# CHALLENGE:
Spot every line with the word "plain" and return it.

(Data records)
────

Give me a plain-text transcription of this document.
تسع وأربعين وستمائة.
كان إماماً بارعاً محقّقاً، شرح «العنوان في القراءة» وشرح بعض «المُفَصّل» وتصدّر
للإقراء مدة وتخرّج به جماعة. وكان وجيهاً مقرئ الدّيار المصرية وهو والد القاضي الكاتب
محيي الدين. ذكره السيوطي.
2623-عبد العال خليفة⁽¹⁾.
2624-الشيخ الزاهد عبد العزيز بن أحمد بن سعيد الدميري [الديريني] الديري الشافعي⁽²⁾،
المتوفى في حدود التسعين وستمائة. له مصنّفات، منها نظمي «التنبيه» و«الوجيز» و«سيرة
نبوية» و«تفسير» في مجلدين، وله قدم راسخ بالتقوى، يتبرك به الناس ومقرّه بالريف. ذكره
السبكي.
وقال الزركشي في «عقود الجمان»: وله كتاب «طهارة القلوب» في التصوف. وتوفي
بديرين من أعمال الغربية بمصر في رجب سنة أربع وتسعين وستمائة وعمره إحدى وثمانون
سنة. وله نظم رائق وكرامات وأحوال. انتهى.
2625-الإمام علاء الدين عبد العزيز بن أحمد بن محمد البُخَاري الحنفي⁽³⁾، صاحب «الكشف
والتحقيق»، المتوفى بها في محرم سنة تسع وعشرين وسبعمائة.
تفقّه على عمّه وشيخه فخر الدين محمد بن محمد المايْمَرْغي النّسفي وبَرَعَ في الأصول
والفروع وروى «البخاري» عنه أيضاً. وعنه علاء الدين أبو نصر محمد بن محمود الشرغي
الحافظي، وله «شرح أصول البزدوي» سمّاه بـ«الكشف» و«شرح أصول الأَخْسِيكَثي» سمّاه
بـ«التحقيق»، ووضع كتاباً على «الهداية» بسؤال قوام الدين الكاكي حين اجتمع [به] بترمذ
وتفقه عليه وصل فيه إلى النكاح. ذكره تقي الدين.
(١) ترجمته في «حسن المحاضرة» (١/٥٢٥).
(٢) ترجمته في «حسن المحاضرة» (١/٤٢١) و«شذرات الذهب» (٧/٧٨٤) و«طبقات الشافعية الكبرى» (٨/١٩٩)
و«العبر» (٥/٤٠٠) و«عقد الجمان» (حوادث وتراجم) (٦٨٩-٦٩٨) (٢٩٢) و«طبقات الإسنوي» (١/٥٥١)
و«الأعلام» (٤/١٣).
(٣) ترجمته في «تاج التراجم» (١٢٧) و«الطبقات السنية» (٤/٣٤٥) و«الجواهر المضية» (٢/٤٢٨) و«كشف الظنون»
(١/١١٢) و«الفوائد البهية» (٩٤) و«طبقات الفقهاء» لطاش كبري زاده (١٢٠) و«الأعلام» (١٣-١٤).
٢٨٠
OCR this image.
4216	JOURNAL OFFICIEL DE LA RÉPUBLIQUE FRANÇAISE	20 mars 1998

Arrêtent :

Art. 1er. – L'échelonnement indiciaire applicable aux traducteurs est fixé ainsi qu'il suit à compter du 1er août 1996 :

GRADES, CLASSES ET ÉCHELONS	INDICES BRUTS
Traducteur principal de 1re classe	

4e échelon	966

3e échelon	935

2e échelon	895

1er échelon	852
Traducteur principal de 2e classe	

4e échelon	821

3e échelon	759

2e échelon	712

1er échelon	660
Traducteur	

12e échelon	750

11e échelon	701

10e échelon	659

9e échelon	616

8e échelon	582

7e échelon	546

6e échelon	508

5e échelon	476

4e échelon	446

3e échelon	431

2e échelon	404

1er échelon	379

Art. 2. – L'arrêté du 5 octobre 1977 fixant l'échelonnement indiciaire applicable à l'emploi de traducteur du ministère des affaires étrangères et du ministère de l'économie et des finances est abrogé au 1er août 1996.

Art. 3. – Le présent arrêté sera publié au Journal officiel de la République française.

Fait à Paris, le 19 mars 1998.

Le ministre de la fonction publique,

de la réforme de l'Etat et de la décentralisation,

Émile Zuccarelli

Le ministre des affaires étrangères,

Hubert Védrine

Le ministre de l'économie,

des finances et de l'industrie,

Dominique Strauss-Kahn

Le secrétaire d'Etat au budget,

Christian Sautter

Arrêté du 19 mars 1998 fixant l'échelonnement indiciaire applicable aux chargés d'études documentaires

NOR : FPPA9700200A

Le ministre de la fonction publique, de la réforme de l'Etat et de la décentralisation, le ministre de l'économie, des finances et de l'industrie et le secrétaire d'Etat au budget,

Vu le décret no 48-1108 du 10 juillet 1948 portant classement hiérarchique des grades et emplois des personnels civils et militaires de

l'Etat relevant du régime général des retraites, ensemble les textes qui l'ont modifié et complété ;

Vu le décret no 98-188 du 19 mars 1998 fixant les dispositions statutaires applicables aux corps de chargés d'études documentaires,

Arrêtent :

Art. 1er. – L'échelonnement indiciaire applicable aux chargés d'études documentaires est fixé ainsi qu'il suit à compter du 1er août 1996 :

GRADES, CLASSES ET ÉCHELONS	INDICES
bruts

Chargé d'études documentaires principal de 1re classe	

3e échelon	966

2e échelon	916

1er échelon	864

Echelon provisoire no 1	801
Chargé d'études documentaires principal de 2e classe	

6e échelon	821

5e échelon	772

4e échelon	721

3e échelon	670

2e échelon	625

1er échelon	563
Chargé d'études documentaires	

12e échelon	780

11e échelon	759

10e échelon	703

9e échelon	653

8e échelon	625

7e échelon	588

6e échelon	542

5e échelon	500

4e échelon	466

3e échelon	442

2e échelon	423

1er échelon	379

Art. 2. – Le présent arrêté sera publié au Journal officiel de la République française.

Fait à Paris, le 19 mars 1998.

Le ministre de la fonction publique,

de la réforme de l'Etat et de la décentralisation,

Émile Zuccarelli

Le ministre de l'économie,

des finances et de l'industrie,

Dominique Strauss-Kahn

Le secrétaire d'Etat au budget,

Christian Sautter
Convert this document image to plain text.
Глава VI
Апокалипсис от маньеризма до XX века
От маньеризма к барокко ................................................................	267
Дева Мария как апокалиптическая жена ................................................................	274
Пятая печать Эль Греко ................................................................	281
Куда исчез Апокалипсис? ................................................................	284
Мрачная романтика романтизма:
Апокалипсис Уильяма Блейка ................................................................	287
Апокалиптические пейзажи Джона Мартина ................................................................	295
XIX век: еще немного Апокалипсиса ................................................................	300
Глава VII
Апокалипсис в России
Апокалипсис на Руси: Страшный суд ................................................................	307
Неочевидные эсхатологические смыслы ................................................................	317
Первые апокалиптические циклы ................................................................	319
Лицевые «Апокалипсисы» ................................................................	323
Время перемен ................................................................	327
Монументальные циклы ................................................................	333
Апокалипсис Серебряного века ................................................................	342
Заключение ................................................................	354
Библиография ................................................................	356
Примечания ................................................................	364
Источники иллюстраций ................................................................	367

────

# PROBLEM SOLUTION:
Give me a plain-text transcription of this document.
Convert this document image to plain text.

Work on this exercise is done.